» **Instructions for the task**: Leave out the pictures and retype exactly the lines from the line with "Convert this screenshot" through the end of the listing below.

» **Data items**:
☆ ☆ ☆ ☆ ☆ ☆ ☆

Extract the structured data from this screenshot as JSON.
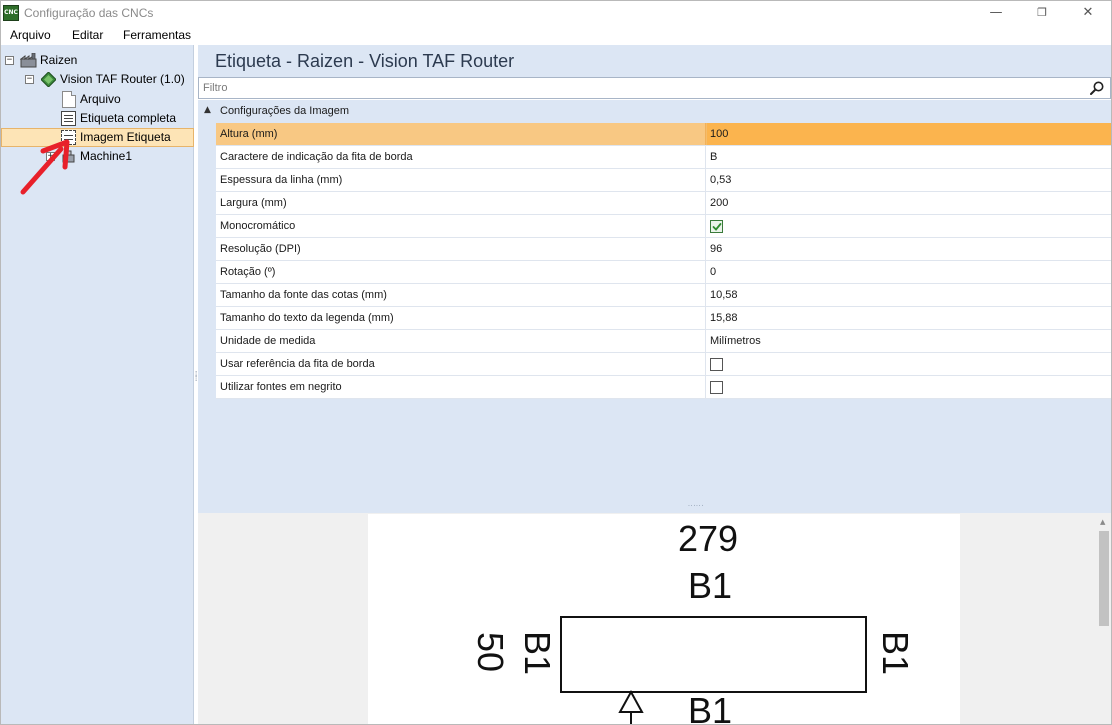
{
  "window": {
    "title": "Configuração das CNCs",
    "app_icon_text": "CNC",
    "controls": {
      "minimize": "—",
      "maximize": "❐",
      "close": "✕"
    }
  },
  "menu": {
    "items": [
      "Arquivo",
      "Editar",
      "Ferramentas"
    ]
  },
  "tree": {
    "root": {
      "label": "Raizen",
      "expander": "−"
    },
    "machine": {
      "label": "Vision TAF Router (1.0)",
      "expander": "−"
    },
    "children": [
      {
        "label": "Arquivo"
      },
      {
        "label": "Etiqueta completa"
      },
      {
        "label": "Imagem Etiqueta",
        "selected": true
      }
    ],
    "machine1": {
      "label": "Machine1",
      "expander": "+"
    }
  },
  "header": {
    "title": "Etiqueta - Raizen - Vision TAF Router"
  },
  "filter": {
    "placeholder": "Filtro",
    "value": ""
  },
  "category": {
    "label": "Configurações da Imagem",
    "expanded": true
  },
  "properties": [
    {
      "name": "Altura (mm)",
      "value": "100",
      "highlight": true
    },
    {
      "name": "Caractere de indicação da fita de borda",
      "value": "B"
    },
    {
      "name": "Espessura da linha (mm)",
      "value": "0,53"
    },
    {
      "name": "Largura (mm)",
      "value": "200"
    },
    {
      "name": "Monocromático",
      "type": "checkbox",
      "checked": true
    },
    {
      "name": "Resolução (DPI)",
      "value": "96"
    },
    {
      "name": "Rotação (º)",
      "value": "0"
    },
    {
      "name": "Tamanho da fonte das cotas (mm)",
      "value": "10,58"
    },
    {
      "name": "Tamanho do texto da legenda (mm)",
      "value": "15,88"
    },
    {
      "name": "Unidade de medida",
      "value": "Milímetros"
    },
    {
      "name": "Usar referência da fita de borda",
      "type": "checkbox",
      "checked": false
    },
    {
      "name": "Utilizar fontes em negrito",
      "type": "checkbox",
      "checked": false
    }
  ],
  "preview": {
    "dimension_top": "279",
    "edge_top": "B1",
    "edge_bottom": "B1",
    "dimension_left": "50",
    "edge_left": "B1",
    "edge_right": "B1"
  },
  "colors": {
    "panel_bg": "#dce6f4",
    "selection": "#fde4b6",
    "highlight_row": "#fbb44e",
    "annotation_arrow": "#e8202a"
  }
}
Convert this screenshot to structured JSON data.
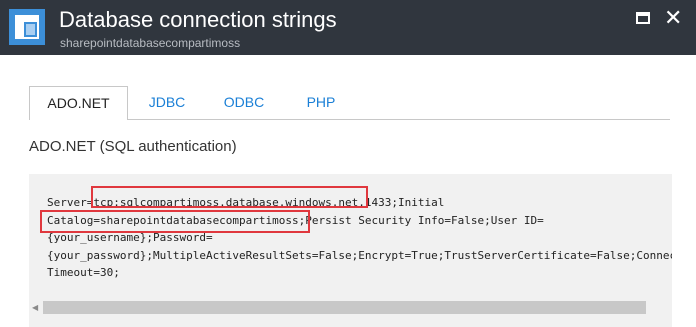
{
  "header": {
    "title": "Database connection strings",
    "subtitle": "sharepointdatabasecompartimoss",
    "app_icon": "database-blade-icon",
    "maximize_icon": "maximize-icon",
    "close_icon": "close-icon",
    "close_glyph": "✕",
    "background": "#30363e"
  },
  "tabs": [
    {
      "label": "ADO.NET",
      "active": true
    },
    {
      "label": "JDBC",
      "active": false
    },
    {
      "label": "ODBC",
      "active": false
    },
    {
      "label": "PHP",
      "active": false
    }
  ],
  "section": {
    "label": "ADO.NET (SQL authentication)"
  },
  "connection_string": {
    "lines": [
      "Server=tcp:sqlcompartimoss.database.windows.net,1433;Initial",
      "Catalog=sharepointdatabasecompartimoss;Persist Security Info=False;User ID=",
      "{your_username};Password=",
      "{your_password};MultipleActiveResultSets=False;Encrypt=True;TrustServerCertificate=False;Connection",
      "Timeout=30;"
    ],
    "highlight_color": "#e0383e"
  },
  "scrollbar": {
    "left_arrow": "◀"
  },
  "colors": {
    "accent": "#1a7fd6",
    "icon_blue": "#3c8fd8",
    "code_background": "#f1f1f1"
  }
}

☆ ☆ ☆ ☆ ☆ ☆ ☆

» **Written reply**:
Convert this screenshot to structured JSON data.
{
  "header": {
    "title": "Database connection strings",
    "subtitle": "sharepointdatabasecompartimoss",
    "app_icon": "database-blade-icon",
    "maximize_icon": "maximize-icon",
    "close_icon": "close-icon",
    "close_glyph": "✕",
    "background": "#30363e"
  },
  "tabs": [
    {
      "label": "ADO.NET",
      "active": true
    },
    {
      "label": "JDBC",
      "active": false
    },
    {
      "label": "ODBC",
      "active": false
    },
    {
      "label": "PHP",
      "active": false
    }
  ],
  "section": {
    "label": "ADO.NET (SQL authentication)"
  },
  "connection_string": {
    "lines": [
      "Server=tcp:sqlcompartimoss.database.windows.net,1433;Initial",
      "Catalog=sharepointdatabasecompartimoss;Persist Security Info=False;User ID=",
      "{your_username};Password=",
      "{your_password};MultipleActiveResultSets=False;Encrypt=True;TrustServerCertificate=False;Connection",
      "Timeout=30;"
    ],
    "highlight_color": "#e0383e"
  },
  "scrollbar": {
    "left_arrow": "◀"
  },
  "colors": {
    "accent": "#1a7fd6",
    "icon_blue": "#3c8fd8",
    "code_background": "#f1f1f1"
  }
}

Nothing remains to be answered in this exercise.